[Extracts from a graphics dataset]
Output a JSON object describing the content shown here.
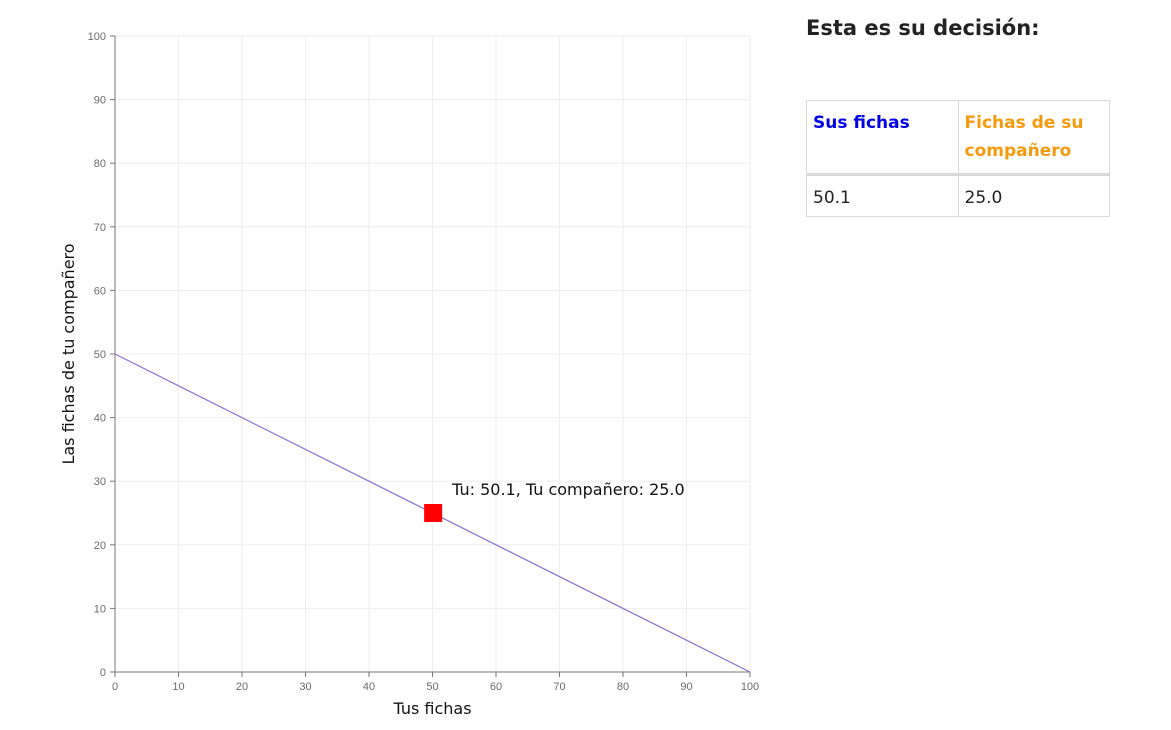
{
  "chart_data": {
    "type": "line",
    "xlabel": "Tus fichas",
    "ylabel": "Las fichas de tu compañero",
    "xlim": [
      0,
      100
    ],
    "ylim": [
      0,
      100
    ],
    "xticks": [
      0,
      10,
      20,
      30,
      40,
      50,
      60,
      70,
      80,
      90,
      100
    ],
    "yticks": [
      0,
      10,
      20,
      30,
      40,
      50,
      60,
      70,
      80,
      90,
      100
    ],
    "grid": true,
    "series": [
      {
        "type": "line",
        "color": "#8a6fd1",
        "points": [
          [
            0,
            50
          ],
          [
            100,
            0
          ]
        ]
      }
    ],
    "marker": {
      "x": 50.1,
      "y": 25.0,
      "shape": "square",
      "color": "#ff0000"
    },
    "annotation": {
      "text": "Tu: 50.1, Tu compañero: 25.0",
      "x": 50.1,
      "y": 25.0
    }
  },
  "side_panel": {
    "title": "Esta es su decisión:",
    "table": {
      "header_own": "Sus fichas",
      "header_partner": "Fichas de su compañero",
      "value_own": "50.1",
      "value_partner": "25.0",
      "color_own": "#0000e6",
      "color_partner": "#f59a0c"
    }
  }
}
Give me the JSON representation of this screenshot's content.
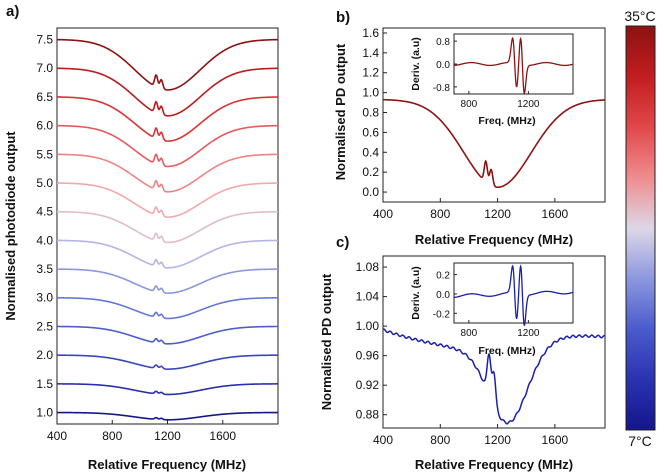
{
  "chart_data": [
    {
      "panel": "a)",
      "type": "line",
      "xlabel": "Relative Frequency (MHz)",
      "ylabel": "Normalised photodiode output",
      "xlim": [
        400,
        2000
      ],
      "ylim": [
        0.8,
        7.7
      ],
      "xticks": [
        "400",
        "800",
        "1200",
        "1600"
      ],
      "yticks": [
        "1.0",
        "1.5",
        "2.0",
        "2.5",
        "3.0",
        "3.5",
        "4.0",
        "4.5",
        "5.0",
        "5.5",
        "6.0",
        "6.5",
        "7.0",
        "7.5"
      ],
      "offsets": [
        1.0,
        1.5,
        2.0,
        2.5,
        3.0,
        3.5,
        4.0,
        4.5,
        5.0,
        5.5,
        6.0,
        6.5,
        7.0,
        7.5
      ],
      "dip_depths": [
        0.13,
        0.19,
        0.25,
        0.31,
        0.37,
        0.43,
        0.49,
        0.55,
        0.61,
        0.67,
        0.73,
        0.79,
        0.85,
        0.9
      ],
      "colors": [
        "#15168c",
        "#2a2fa8",
        "#3a45bd",
        "#4c5dcc",
        "#6677d6",
        "#8a97dd",
        "#b2b6e6",
        "#e2bcc6",
        "#f2a9ab",
        "#ee8385",
        "#e65a5c",
        "#d93335",
        "#b81c1e",
        "#8c1212"
      ]
    },
    {
      "panel": "b)",
      "type": "line",
      "xlabel": "Relative Frequency (MHz)",
      "ylabel": "Normalised PD output",
      "xlim": [
        400,
        1950
      ],
      "ylim": [
        -0.1,
        1.65
      ],
      "xticks": [
        "400",
        "800",
        "1200",
        "1600"
      ],
      "yticks": [
        "0.0",
        "0.2",
        "0.4",
        "0.6",
        "0.8",
        "1.0",
        "1.2",
        "1.4",
        "1.6"
      ],
      "color": "#8c1414",
      "inset": {
        "xlabel": "Freq. (MHz)",
        "ylabel": "Deriv. (a.u)",
        "xlim": [
          700,
          1500
        ],
        "ylim": [
          -1.05,
          1.05
        ],
        "xticks": [
          "800",
          "1200"
        ],
        "yticks": [
          "0.8",
          "0.0",
          "-0.8"
        ]
      }
    },
    {
      "panel": "c)",
      "type": "line",
      "xlabel": "Relative Frequency (MHz)",
      "ylabel": "Normalised PD output",
      "xlim": [
        400,
        1950
      ],
      "ylim": [
        0.862,
        1.095
      ],
      "xticks": [
        "400",
        "800",
        "1200",
        "1600"
      ],
      "yticks": [
        "0.88",
        "0.92",
        "0.96",
        "1.00",
        "1.04",
        "1.08"
      ],
      "color": "#1a20a8",
      "inset": {
        "xlabel": "Freq. (MHz)",
        "ylabel": "Deriv. (a.u)",
        "xlim": [
          700,
          1500
        ],
        "ylim": [
          -0.3,
          0.32
        ],
        "xticks": [
          "800",
          "1200"
        ],
        "yticks": [
          "0.2",
          "0.0",
          "-0.2"
        ]
      }
    }
  ],
  "colorbar": {
    "top_label": "35°C",
    "bottom_label": "7°C",
    "colors": [
      "#8c1212",
      "#c21d1f",
      "#e0484a",
      "#ef8c8e",
      "#ddd7e6",
      "#8c98de",
      "#4a5bcc",
      "#2a33b0",
      "#14168c"
    ]
  }
}
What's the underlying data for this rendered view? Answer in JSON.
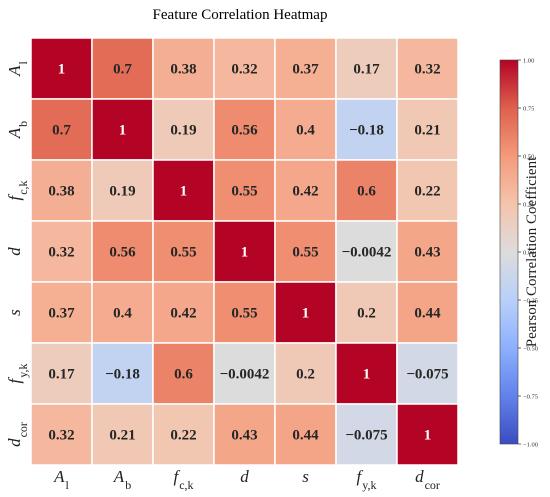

**TASK DIRECTIONS**
In the copy, include no pictures; restate the listing above exactly.

**EXERCISE OUTPUT**
Output a JSON object describing the content shown here.
{
  "chart_data": {
    "type": "line",
    "xlabel": "Tus fichas",
    "ylabel": "Las fichas de tu compañero",
    "xlim": [
      0,
      100
    ],
    "ylim": [
      0,
      100
    ],
    "xticks": [
      0,
      10,
      20,
      30,
      40,
      50,
      60,
      70,
      80,
      90,
      100
    ],
    "yticks": [
      0,
      10,
      20,
      30,
      40,
      50,
      60,
      70,
      80,
      90,
      100
    ],
    "grid": true,
    "series": [
      {
        "type": "line",
        "color": "#8a6fd1",
        "points": [
          [
            0,
            50
          ],
          [
            100,
            0
          ]
        ]
      }
    ],
    "marker": {
      "x": 50.1,
      "y": 25.0,
      "shape": "square",
      "color": "#ff0000"
    },
    "annotation": {
      "text": "Tu: 50.1, Tu compañero: 25.0",
      "x": 50.1,
      "y": 25.0
    }
  },
  "side_panel": {
    "title": "Esta es su decisión:",
    "table": {
      "header_own": "Sus fichas",
      "header_partner": "Fichas de su compañero",
      "value_own": "50.1",
      "value_partner": "25.0",
      "color_own": "#0000e6",
      "color_partner": "#f59a0c"
    }
  }
}
Give me the JSON representation of this screenshot's content.
{
  "chart_data": [
    {
      "panel": "a)",
      "type": "line",
      "xlabel": "Relative Frequency (MHz)",
      "ylabel": "Normalised photodiode output",
      "xlim": [
        400,
        2000
      ],
      "ylim": [
        0.8,
        7.7
      ],
      "xticks": [
        "400",
        "800",
        "1200",
        "1600"
      ],
      "yticks": [
        "1.0",
        "1.5",
        "2.0",
        "2.5",
        "3.0",
        "3.5",
        "4.0",
        "4.5",
        "5.0",
        "5.5",
        "6.0",
        "6.5",
        "7.0",
        "7.5"
      ],
      "offsets": [
        1.0,
        1.5,
        2.0,
        2.5,
        3.0,
        3.5,
        4.0,
        4.5,
        5.0,
        5.5,
        6.0,
        6.5,
        7.0,
        7.5
      ],
      "dip_depths": [
        0.13,
        0.19,
        0.25,
        0.31,
        0.37,
        0.43,
        0.49,
        0.55,
        0.61,
        0.67,
        0.73,
        0.79,
        0.85,
        0.9
      ],
      "colors": [
        "#15168c",
        "#2a2fa8",
        "#3a45bd",
        "#4c5dcc",
        "#6677d6",
        "#8a97dd",
        "#b2b6e6",
        "#e2bcc6",
        "#f2a9ab",
        "#ee8385",
        "#e65a5c",
        "#d93335",
        "#b81c1e",
        "#8c1212"
      ]
    },
    {
      "panel": "b)",
      "type": "line",
      "xlabel": "Relative Frequency (MHz)",
      "ylabel": "Normalised PD output",
      "xlim": [
        400,
        1950
      ],
      "ylim": [
        -0.1,
        1.65
      ],
      "xticks": [
        "400",
        "800",
        "1200",
        "1600"
      ],
      "yticks": [
        "0.0",
        "0.2",
        "0.4",
        "0.6",
        "0.8",
        "1.0",
        "1.2",
        "1.4",
        "1.6"
      ],
      "color": "#8c1414",
      "inset": {
        "xlabel": "Freq. (MHz)",
        "ylabel": "Deriv. (a.u)",
        "xlim": [
          700,
          1500
        ],
        "ylim": [
          -1.05,
          1.05
        ],
        "xticks": [
          "800",
          "1200"
        ],
        "yticks": [
          "0.8",
          "0.0",
          "-0.8"
        ]
      }
    },
    {
      "panel": "c)",
      "type": "line",
      "xlabel": "Relative Frequency (MHz)",
      "ylabel": "Normalised PD output",
      "xlim": [
        400,
        1950
      ],
      "ylim": [
        0.862,
        1.095
      ],
      "xticks": [
        "400",
        "800",
        "1200",
        "1600"
      ],
      "yticks": [
        "0.88",
        "0.92",
        "0.96",
        "1.00",
        "1.04",
        "1.08"
      ],
      "color": "#1a20a8",
      "inset": {
        "xlabel": "Freq. (MHz)",
        "ylabel": "Deriv. (a.u)",
        "xlim": [
          700,
          1500
        ],
        "ylim": [
          -0.3,
          0.32
        ],
        "xticks": [
          "800",
          "1200"
        ],
        "yticks": [
          "0.2",
          "0.0",
          "-0.2"
        ]
      }
    }
  ],
  "colorbar": {
    "top_label": "35°C",
    "bottom_label": "7°C",
    "colors": [
      "#8c1212",
      "#c21d1f",
      "#e0484a",
      "#ef8c8e",
      "#ddd7e6",
      "#8c98de",
      "#4a5bcc",
      "#2a33b0",
      "#14168c"
    ]
  }
}
What's the underlying data for this rendered view? Answer in JSON.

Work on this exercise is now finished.